What to do ▸
Omit every picture and write out the rest of the records exactly.

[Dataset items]
◇ ◇ ◇ ◇ ◇ ◇ ◇
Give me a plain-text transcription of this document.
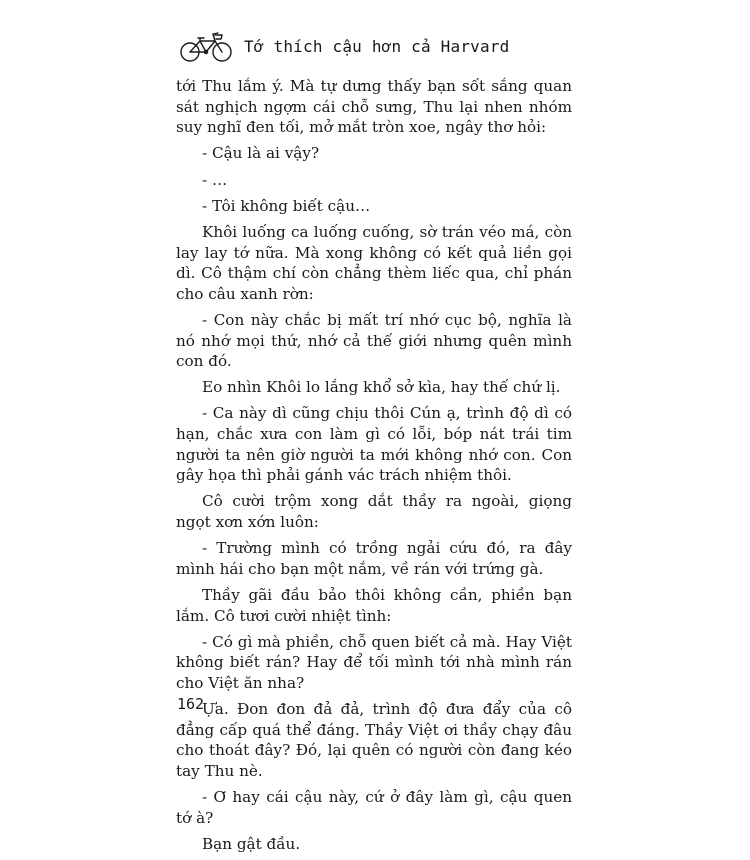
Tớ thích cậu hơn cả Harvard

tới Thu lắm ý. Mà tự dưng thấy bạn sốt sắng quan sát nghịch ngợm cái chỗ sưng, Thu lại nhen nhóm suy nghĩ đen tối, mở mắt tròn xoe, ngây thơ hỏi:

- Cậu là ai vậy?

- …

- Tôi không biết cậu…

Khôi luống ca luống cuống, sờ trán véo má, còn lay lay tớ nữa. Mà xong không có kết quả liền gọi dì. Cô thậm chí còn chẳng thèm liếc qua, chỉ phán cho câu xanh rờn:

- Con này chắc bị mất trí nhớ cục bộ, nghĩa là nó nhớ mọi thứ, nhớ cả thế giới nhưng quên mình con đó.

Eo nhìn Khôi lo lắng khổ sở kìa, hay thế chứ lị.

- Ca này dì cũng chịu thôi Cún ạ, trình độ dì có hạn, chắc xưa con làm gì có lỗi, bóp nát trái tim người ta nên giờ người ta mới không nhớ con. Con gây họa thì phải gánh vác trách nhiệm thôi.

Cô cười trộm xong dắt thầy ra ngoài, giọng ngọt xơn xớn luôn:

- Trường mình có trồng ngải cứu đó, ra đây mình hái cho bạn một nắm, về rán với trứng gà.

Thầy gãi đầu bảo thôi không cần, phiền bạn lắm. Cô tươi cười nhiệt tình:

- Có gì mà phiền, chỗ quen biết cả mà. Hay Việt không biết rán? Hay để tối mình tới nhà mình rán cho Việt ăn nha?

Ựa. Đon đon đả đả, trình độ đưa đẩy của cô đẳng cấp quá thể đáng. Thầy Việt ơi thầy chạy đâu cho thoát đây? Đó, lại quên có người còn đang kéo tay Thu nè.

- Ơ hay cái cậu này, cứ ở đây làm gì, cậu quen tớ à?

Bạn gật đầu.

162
◇ ◇ ◇ ◇ ◇ ◇ ◇
Response ▸
Give me a plain-text transcription of this document.
Tớ thích cậu hơn cả Harvard

tới Thu lắm ý. Mà tự dưng thấy bạn sốt sắng quan sát nghịch ngợm cái chỗ sưng, Thu lại nhen nhóm suy nghĩ đen tối, mở mắt tròn xoe, ngây thơ hỏi:

- Cậu là ai vậy?

- …

- Tôi không biết cậu…

Khôi luống ca luống cuống, sờ trán véo má, còn lay lay tớ nữa. Mà xong không có kết quả liền gọi dì. Cô thậm chí còn chẳng thèm liếc qua, chỉ phán cho câu xanh rờn:

- Con này chắc bị mất trí nhớ cục bộ, nghĩa là nó nhớ mọi thứ, nhớ cả thế giới nhưng quên mình con đó.

Eo nhìn Khôi lo lắng khổ sở kìa, hay thế chứ lị.

- Ca này dì cũng chịu thôi Cún ạ, trình độ dì có hạn, chắc xưa con làm gì có lỗi, bóp nát trái tim người ta nên giờ người ta mới không nhớ con. Con gây họa thì phải gánh vác trách nhiệm thôi.

Cô cười trộm xong dắt thầy ra ngoài, giọng ngọt xơn xớn luôn:

- Trường mình có trồng ngải cứu đó, ra đây mình hái cho bạn một nắm, về rán với trứng gà.

Thầy gãi đầu bảo thôi không cần, phiền bạn lắm. Cô tươi cười nhiệt tình:

- Có gì mà phiền, chỗ quen biết cả mà. Hay Việt không biết rán? Hay để tối mình tới nhà mình rán cho Việt ăn nha?

Ựa. Đon đon đả đả, trình độ đưa đẩy của cô đẳng cấp quá thể đáng. Thầy Việt ơi thầy chạy đâu cho thoát đây? Đó, lại quên có người còn đang kéo tay Thu nè.

- Ơ hay cái cậu này, cứ ở đây làm gì, cậu quen tớ à?

Bạn gật đầu.

162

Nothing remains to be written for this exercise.